## EXERCISE REQUIREMENTS
Below is a block of records; reproduce all of them exactly and leave out any pictures.

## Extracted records
# # # # #

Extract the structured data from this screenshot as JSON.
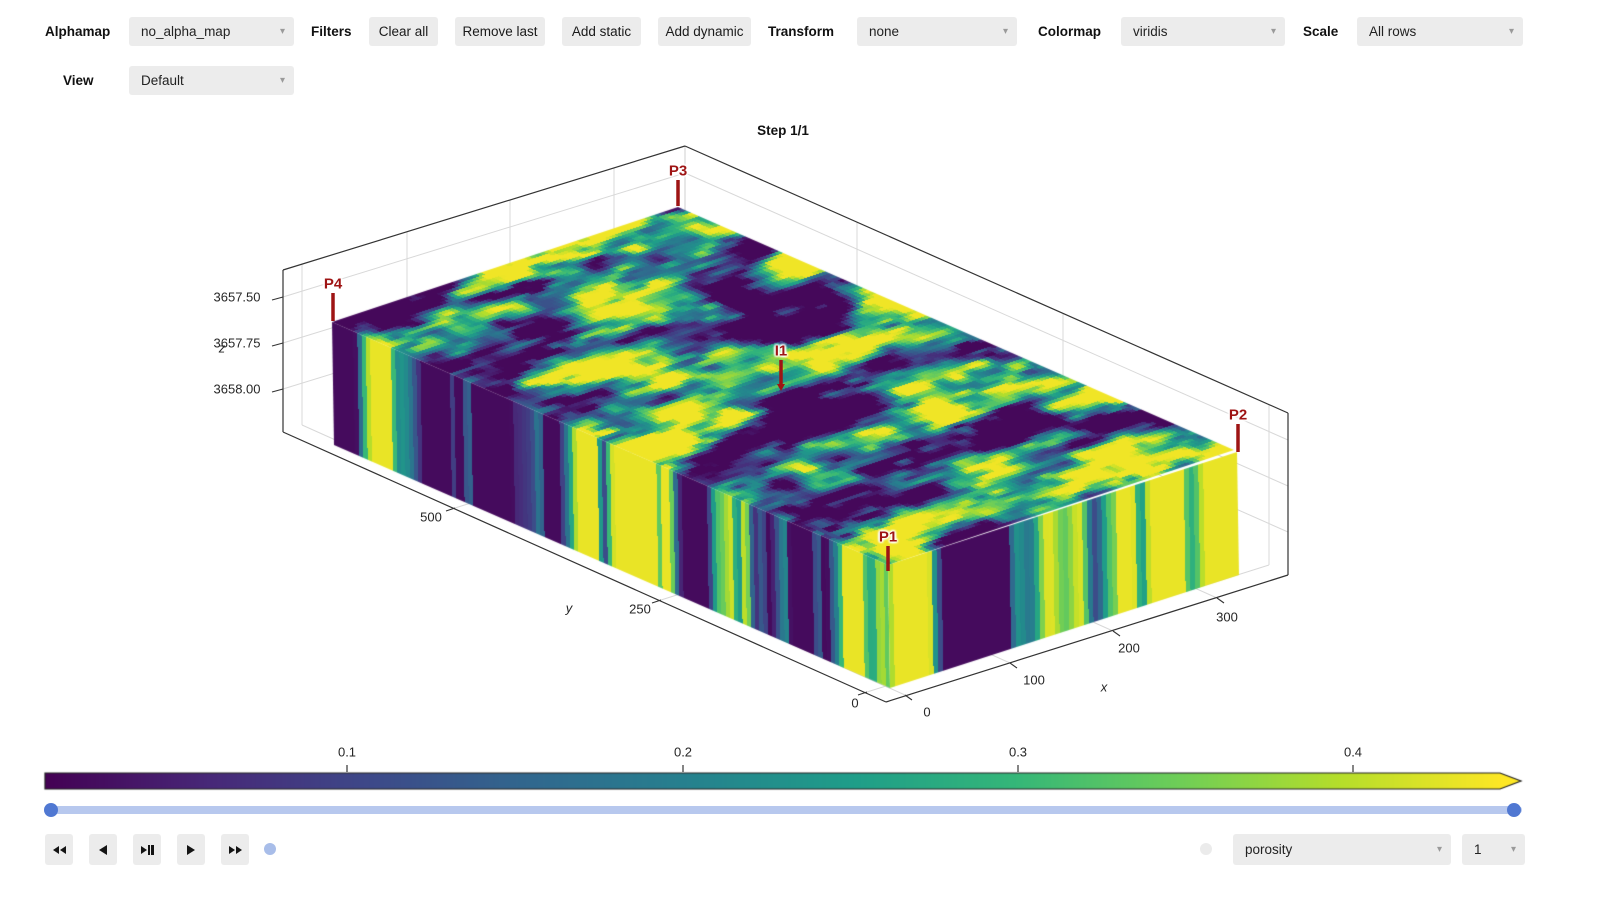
{
  "toolbar": {
    "alphamap": {
      "label": "Alphamap",
      "value": "no_alpha_map"
    },
    "filters": {
      "label": "Filters",
      "buttons": [
        "Clear all",
        "Remove last",
        "Add static",
        "Add dynamic"
      ]
    },
    "transform": {
      "label": "Transform",
      "value": "none"
    },
    "colormap": {
      "label": "Colormap",
      "value": "viridis"
    },
    "scale": {
      "label": "Scale",
      "value": "All rows"
    },
    "view": {
      "label": "View",
      "value": "Default"
    }
  },
  "plot": {
    "title": "Step 1/1",
    "axes": {
      "x": {
        "label": "x",
        "ticks": [
          "0",
          "100",
          "200",
          "300"
        ]
      },
      "y": {
        "label": "y",
        "ticks": [
          "500",
          "250",
          "0"
        ]
      },
      "z": {
        "label": "z",
        "ticks": [
          "3657.50",
          "3657.75",
          "3658.00"
        ]
      }
    },
    "wells": [
      {
        "name": "P3"
      },
      {
        "name": "P4"
      },
      {
        "name": "P2"
      },
      {
        "name": "P1"
      },
      {
        "name": "I1"
      }
    ],
    "well_color": "#9e1414"
  },
  "colorbar": {
    "ticks": [
      "0.1",
      "0.2",
      "0.3",
      "0.4"
    ],
    "colormap": "viridis"
  },
  "slider": {
    "track_color": "#b7c8ee",
    "handle_color": "#5078d2"
  },
  "playback": {
    "buttons": [
      "fast-backward",
      "step-backward",
      "play-pause",
      "play",
      "fast-forward"
    ],
    "indicator_color": "#a8bde9",
    "inactive_indicator_color": "#ebebeb"
  },
  "footer": {
    "array_select": {
      "value": "porosity"
    },
    "index_select": {
      "value": "1"
    }
  },
  "colors": {
    "viridis_stops": [
      "#440154",
      "#482878",
      "#3e4989",
      "#31688e",
      "#26828e",
      "#1f9e89",
      "#35b779",
      "#6ece58",
      "#b5de2b",
      "#fde725"
    ],
    "control_bg": "#ececec",
    "grid_line": "#d8d8d8",
    "box_line": "#333333",
    "tick_text": "#262626"
  }
}
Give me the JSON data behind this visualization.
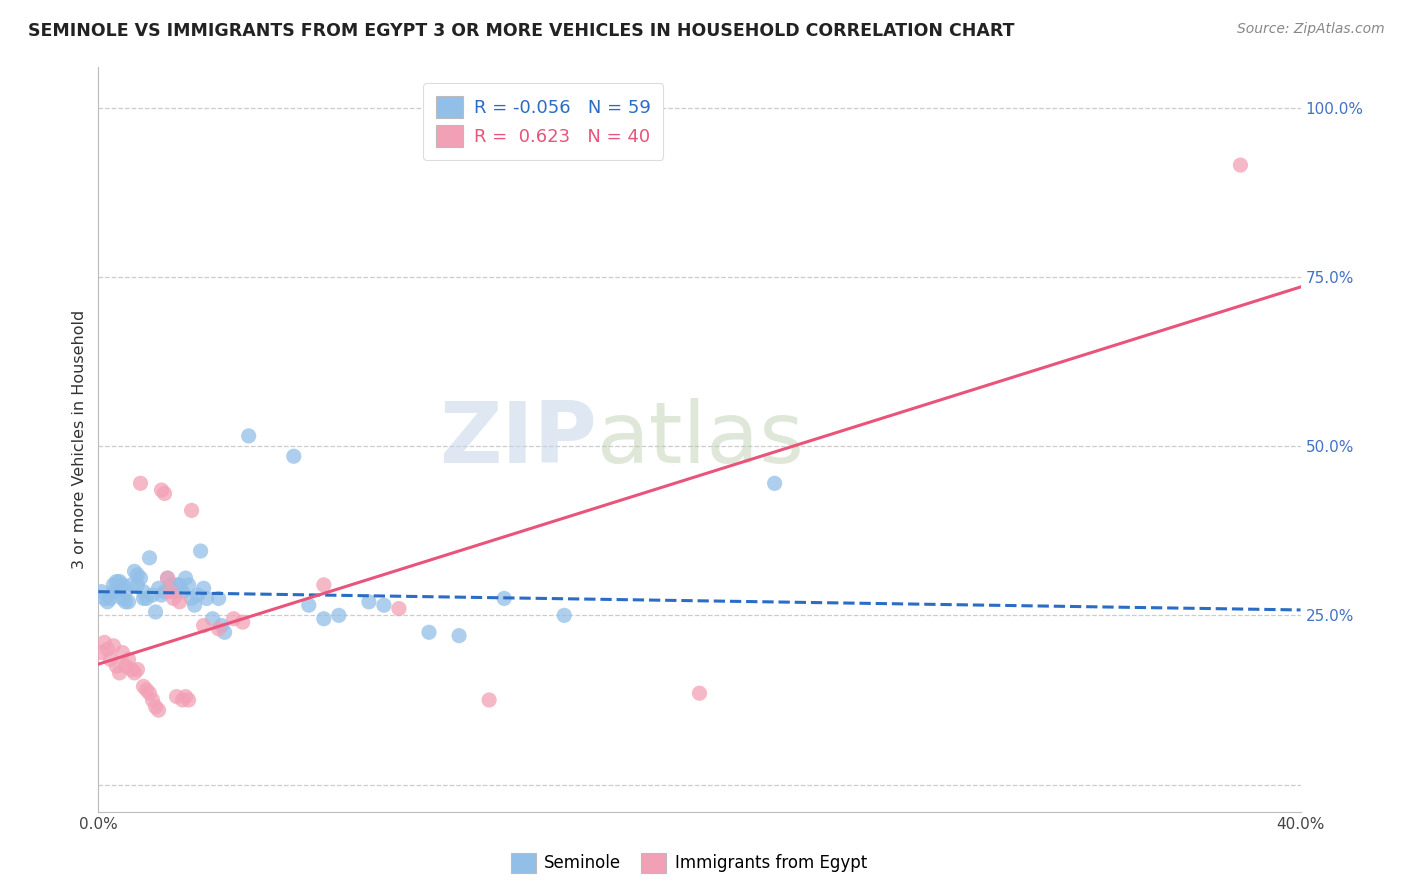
{
  "title": "SEMINOLE VS IMMIGRANTS FROM EGYPT 3 OR MORE VEHICLES IN HOUSEHOLD CORRELATION CHART",
  "source": "Source: ZipAtlas.com",
  "ylabel": "3 or more Vehicles in Household",
  "xmin": 0.0,
  "xmax": 0.4,
  "ymin": -0.04,
  "ymax": 1.06,
  "ytick_vals": [
    0.0,
    0.25,
    0.5,
    0.75,
    1.0
  ],
  "ytick_labels": [
    "",
    "25.0%",
    "50.0%",
    "75.0%",
    "100.0%"
  ],
  "xtick_vals": [
    0.0,
    0.1,
    0.2,
    0.3,
    0.4
  ],
  "xtick_labels": [
    "0.0%",
    "",
    "",
    "",
    "40.0%"
  ],
  "legend_blue_r": "R = -0.056",
  "legend_blue_n": "N = 59",
  "legend_pink_r": "R =  0.623",
  "legend_pink_n": "N = 40",
  "watermark_zip": "ZIP",
  "watermark_atlas": "atlas",
  "seminole_color": "#92BFE8",
  "egypt_color": "#F2A0B5",
  "seminole_line_color": "#2B6CC4",
  "egypt_line_color": "#E8547A",
  "background_color": "#FFFFFF",
  "seminole_dots": [
    [
      0.001,
      0.285
    ],
    [
      0.002,
      0.275
    ],
    [
      0.003,
      0.27
    ],
    [
      0.004,
      0.275
    ],
    [
      0.005,
      0.285
    ],
    [
      0.005,
      0.295
    ],
    [
      0.006,
      0.3
    ],
    [
      0.006,
      0.285
    ],
    [
      0.007,
      0.3
    ],
    [
      0.007,
      0.29
    ],
    [
      0.008,
      0.275
    ],
    [
      0.008,
      0.295
    ],
    [
      0.009,
      0.27
    ],
    [
      0.009,
      0.285
    ],
    [
      0.01,
      0.27
    ],
    [
      0.011,
      0.295
    ],
    [
      0.012,
      0.315
    ],
    [
      0.013,
      0.31
    ],
    [
      0.013,
      0.295
    ],
    [
      0.014,
      0.305
    ],
    [
      0.015,
      0.275
    ],
    [
      0.015,
      0.285
    ],
    [
      0.016,
      0.275
    ],
    [
      0.017,
      0.335
    ],
    [
      0.018,
      0.28
    ],
    [
      0.019,
      0.255
    ],
    [
      0.02,
      0.29
    ],
    [
      0.021,
      0.28
    ],
    [
      0.022,
      0.285
    ],
    [
      0.023,
      0.305
    ],
    [
      0.024,
      0.295
    ],
    [
      0.025,
      0.285
    ],
    [
      0.026,
      0.295
    ],
    [
      0.027,
      0.295
    ],
    [
      0.028,
      0.285
    ],
    [
      0.029,
      0.305
    ],
    [
      0.03,
      0.295
    ],
    [
      0.031,
      0.275
    ],
    [
      0.032,
      0.265
    ],
    [
      0.033,
      0.28
    ],
    [
      0.034,
      0.345
    ],
    [
      0.035,
      0.29
    ],
    [
      0.036,
      0.275
    ],
    [
      0.038,
      0.245
    ],
    [
      0.04,
      0.275
    ],
    [
      0.041,
      0.235
    ],
    [
      0.042,
      0.225
    ],
    [
      0.05,
      0.515
    ],
    [
      0.065,
      0.485
    ],
    [
      0.07,
      0.265
    ],
    [
      0.075,
      0.245
    ],
    [
      0.08,
      0.25
    ],
    [
      0.09,
      0.27
    ],
    [
      0.095,
      0.265
    ],
    [
      0.11,
      0.225
    ],
    [
      0.12,
      0.22
    ],
    [
      0.135,
      0.275
    ],
    [
      0.155,
      0.25
    ],
    [
      0.225,
      0.445
    ]
  ],
  "egypt_dots": [
    [
      0.001,
      0.195
    ],
    [
      0.002,
      0.21
    ],
    [
      0.003,
      0.2
    ],
    [
      0.004,
      0.185
    ],
    [
      0.005,
      0.205
    ],
    [
      0.006,
      0.175
    ],
    [
      0.007,
      0.165
    ],
    [
      0.008,
      0.195
    ],
    [
      0.009,
      0.175
    ],
    [
      0.01,
      0.185
    ],
    [
      0.011,
      0.17
    ],
    [
      0.012,
      0.165
    ],
    [
      0.013,
      0.17
    ],
    [
      0.014,
      0.445
    ],
    [
      0.015,
      0.145
    ],
    [
      0.016,
      0.14
    ],
    [
      0.017,
      0.135
    ],
    [
      0.018,
      0.125
    ],
    [
      0.019,
      0.115
    ],
    [
      0.02,
      0.11
    ],
    [
      0.021,
      0.435
    ],
    [
      0.022,
      0.43
    ],
    [
      0.023,
      0.305
    ],
    [
      0.024,
      0.285
    ],
    [
      0.025,
      0.275
    ],
    [
      0.026,
      0.13
    ],
    [
      0.027,
      0.27
    ],
    [
      0.028,
      0.125
    ],
    [
      0.029,
      0.13
    ],
    [
      0.03,
      0.125
    ],
    [
      0.031,
      0.405
    ],
    [
      0.035,
      0.235
    ],
    [
      0.04,
      0.23
    ],
    [
      0.045,
      0.245
    ],
    [
      0.048,
      0.24
    ],
    [
      0.075,
      0.295
    ],
    [
      0.1,
      0.26
    ],
    [
      0.13,
      0.125
    ],
    [
      0.2,
      0.135
    ],
    [
      0.38,
      0.915
    ]
  ],
  "blue_trend_x": [
    0.0,
    0.4
  ],
  "blue_trend_y": [
    0.285,
    0.258
  ],
  "pink_trend_x": [
    0.0,
    0.4
  ],
  "pink_trend_y": [
    0.178,
    0.735
  ]
}
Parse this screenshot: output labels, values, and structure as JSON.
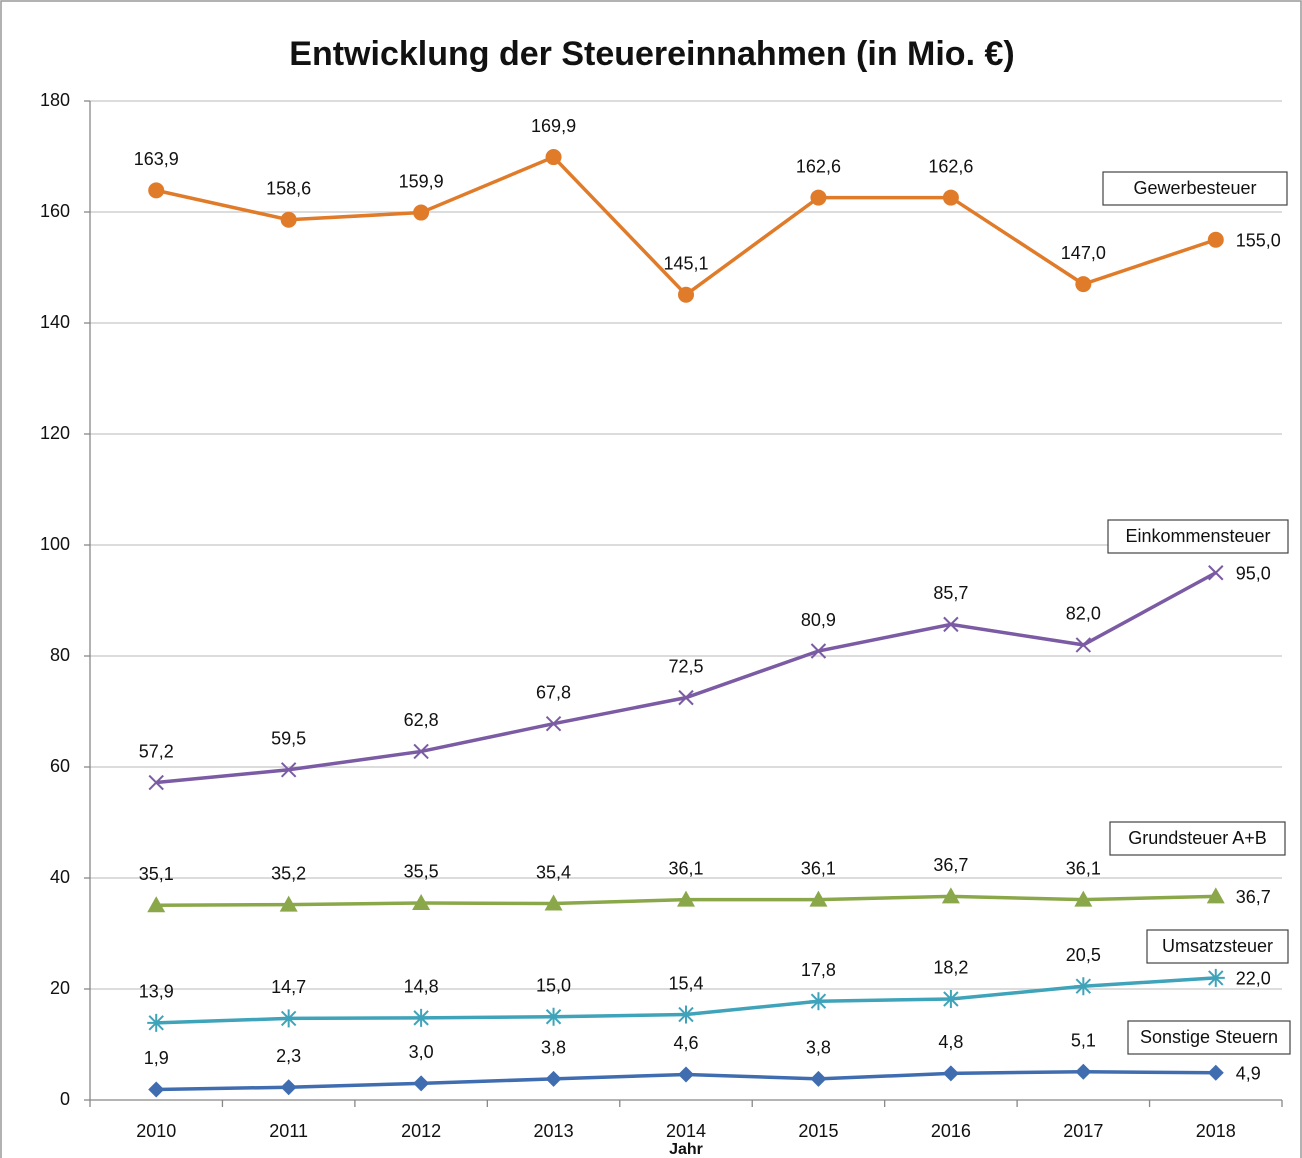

# # # # #

## RESULT BELOW
Extract the structured data from this screenshot as JSON.
{
  "toolbar": {
    "alphamap": {
      "label": "Alphamap",
      "value": "no_alpha_map"
    },
    "filters": {
      "label": "Filters",
      "buttons": [
        "Clear all",
        "Remove last",
        "Add static",
        "Add dynamic"
      ]
    },
    "transform": {
      "label": "Transform",
      "value": "none"
    },
    "colormap": {
      "label": "Colormap",
      "value": "viridis"
    },
    "scale": {
      "label": "Scale",
      "value": "All rows"
    },
    "view": {
      "label": "View",
      "value": "Default"
    }
  },
  "plot": {
    "title": "Step 1/1",
    "axes": {
      "x": {
        "label": "x",
        "ticks": [
          "0",
          "100",
          "200",
          "300"
        ]
      },
      "y": {
        "label": "y",
        "ticks": [
          "500",
          "250",
          "0"
        ]
      },
      "z": {
        "label": "z",
        "ticks": [
          "3657.50",
          "3657.75",
          "3658.00"
        ]
      }
    },
    "wells": [
      {
        "name": "P3"
      },
      {
        "name": "P4"
      },
      {
        "name": "P2"
      },
      {
        "name": "P1"
      },
      {
        "name": "I1"
      }
    ],
    "well_color": "#9e1414"
  },
  "colorbar": {
    "ticks": [
      "0.1",
      "0.2",
      "0.3",
      "0.4"
    ],
    "colormap": "viridis"
  },
  "slider": {
    "track_color": "#b7c8ee",
    "handle_color": "#5078d2"
  },
  "playback": {
    "buttons": [
      "fast-backward",
      "step-backward",
      "play-pause",
      "play",
      "fast-forward"
    ],
    "indicator_color": "#a8bde9",
    "inactive_indicator_color": "#ebebeb"
  },
  "footer": {
    "array_select": {
      "value": "porosity"
    },
    "index_select": {
      "value": "1"
    }
  },
  "colors": {
    "viridis_stops": [
      "#440154",
      "#482878",
      "#3e4989",
      "#31688e",
      "#26828e",
      "#1f9e89",
      "#35b779",
      "#6ece58",
      "#b5de2b",
      "#fde725"
    ],
    "control_bg": "#ececec",
    "grid_line": "#d8d8d8",
    "box_line": "#333333",
    "tick_text": "#262626"
  }
}
Give me the JSON data behind this visualization.
{
  "title": "SEMINOLE VS IMMIGRANTS FROM EGYPT 3 OR MORE VEHICLES IN HOUSEHOLD CORRELATION CHART",
  "source": "Source: ZipAtlas.com",
  "ylabel": "3 or more Vehicles in Household",
  "xmin": 0.0,
  "xmax": 0.4,
  "ymin": -0.04,
  "ymax": 1.06,
  "ytick_vals": [
    0.0,
    0.25,
    0.5,
    0.75,
    1.0
  ],
  "ytick_labels": [
    "",
    "25.0%",
    "50.0%",
    "75.0%",
    "100.0%"
  ],
  "xtick_vals": [
    0.0,
    0.1,
    0.2,
    0.3,
    0.4
  ],
  "xtick_labels": [
    "0.0%",
    "",
    "",
    "",
    "40.0%"
  ],
  "legend_blue_r": "R = -0.056",
  "legend_blue_n": "N = 59",
  "legend_pink_r": "R =  0.623",
  "legend_pink_n": "N = 40",
  "watermark_zip": "ZIP",
  "watermark_atlas": "atlas",
  "seminole_color": "#92BFE8",
  "egypt_color": "#F2A0B5",
  "seminole_line_color": "#2B6CC4",
  "egypt_line_color": "#E8547A",
  "background_color": "#FFFFFF",
  "seminole_dots": [
    [
      0.001,
      0.285
    ],
    [
      0.002,
      0.275
    ],
    [
      0.003,
      0.27
    ],
    [
      0.004,
      0.275
    ],
    [
      0.005,
      0.285
    ],
    [
      0.005,
      0.295
    ],
    [
      0.006,
      0.3
    ],
    [
      0.006,
      0.285
    ],
    [
      0.007,
      0.3
    ],
    [
      0.007,
      0.29
    ],
    [
      0.008,
      0.275
    ],
    [
      0.008,
      0.295
    ],
    [
      0.009,
      0.27
    ],
    [
      0.009,
      0.285
    ],
    [
      0.01,
      0.27
    ],
    [
      0.011,
      0.295
    ],
    [
      0.012,
      0.315
    ],
    [
      0.013,
      0.31
    ],
    [
      0.013,
      0.295
    ],
    [
      0.014,
      0.305
    ],
    [
      0.015,
      0.275
    ],
    [
      0.015,
      0.285
    ],
    [
      0.016,
      0.275
    ],
    [
      0.017,
      0.335
    ],
    [
      0.018,
      0.28
    ],
    [
      0.019,
      0.255
    ],
    [
      0.02,
      0.29
    ],
    [
      0.021,
      0.28
    ],
    [
      0.022,
      0.285
    ],
    [
      0.023,
      0.305
    ],
    [
      0.024,
      0.295
    ],
    [
      0.025,
      0.285
    ],
    [
      0.026,
      0.295
    ],
    [
      0.027,
      0.295
    ],
    [
      0.028,
      0.285
    ],
    [
      0.029,
      0.305
    ],
    [
      0.03,
      0.295
    ],
    [
      0.031,
      0.275
    ],
    [
      0.032,
      0.265
    ],
    [
      0.033,
      0.28
    ],
    [
      0.034,
      0.345
    ],
    [
      0.035,
      0.29
    ],
    [
      0.036,
      0.275
    ],
    [
      0.038,
      0.245
    ],
    [
      0.04,
      0.275
    ],
    [
      0.041,
      0.235
    ],
    [
      0.042,
      0.225
    ],
    [
      0.05,
      0.515
    ],
    [
      0.065,
      0.485
    ],
    [
      0.07,
      0.265
    ],
    [
      0.075,
      0.245
    ],
    [
      0.08,
      0.25
    ],
    [
      0.09,
      0.27
    ],
    [
      0.095,
      0.265
    ],
    [
      0.11,
      0.225
    ],
    [
      0.12,
      0.22
    ],
    [
      0.135,
      0.275
    ],
    [
      0.155,
      0.25
    ],
    [
      0.225,
      0.445
    ]
  ],
  "egypt_dots": [
    [
      0.001,
      0.195
    ],
    [
      0.002,
      0.21
    ],
    [
      0.003,
      0.2
    ],
    [
      0.004,
      0.185
    ],
    [
      0.005,
      0.205
    ],
    [
      0.006,
      0.175
    ],
    [
      0.007,
      0.165
    ],
    [
      0.008,
      0.195
    ],
    [
      0.009,
      0.175
    ],
    [
      0.01,
      0.185
    ],
    [
      0.011,
      0.17
    ],
    [
      0.012,
      0.165
    ],
    [
      0.013,
      0.17
    ],
    [
      0.014,
      0.445
    ],
    [
      0.015,
      0.145
    ],
    [
      0.016,
      0.14
    ],
    [
      0.017,
      0.135
    ],
    [
      0.018,
      0.125
    ],
    [
      0.019,
      0.115
    ],
    [
      0.02,
      0.11
    ],
    [
      0.021,
      0.435
    ],
    [
      0.022,
      0.43
    ],
    [
      0.023,
      0.305
    ],
    [
      0.024,
      0.285
    ],
    [
      0.025,
      0.275
    ],
    [
      0.026,
      0.13
    ],
    [
      0.027,
      0.27
    ],
    [
      0.028,
      0.125
    ],
    [
      0.029,
      0.13
    ],
    [
      0.03,
      0.125
    ],
    [
      0.031,
      0.405
    ],
    [
      0.035,
      0.235
    ],
    [
      0.04,
      0.23
    ],
    [
      0.045,
      0.245
    ],
    [
      0.048,
      0.24
    ],
    [
      0.075,
      0.295
    ],
    [
      0.1,
      0.26
    ],
    [
      0.13,
      0.125
    ],
    [
      0.2,
      0.135
    ],
    [
      0.38,
      0.915
    ]
  ],
  "blue_trend_x": [
    0.0,
    0.4
  ],
  "blue_trend_y": [
    0.285,
    0.258
  ],
  "pink_trend_x": [
    0.0,
    0.4
  ],
  "pink_trend_y": [
    0.178,
    0.735
  ]
}
Parse this screenshot: output labels, values, and structure as JSON.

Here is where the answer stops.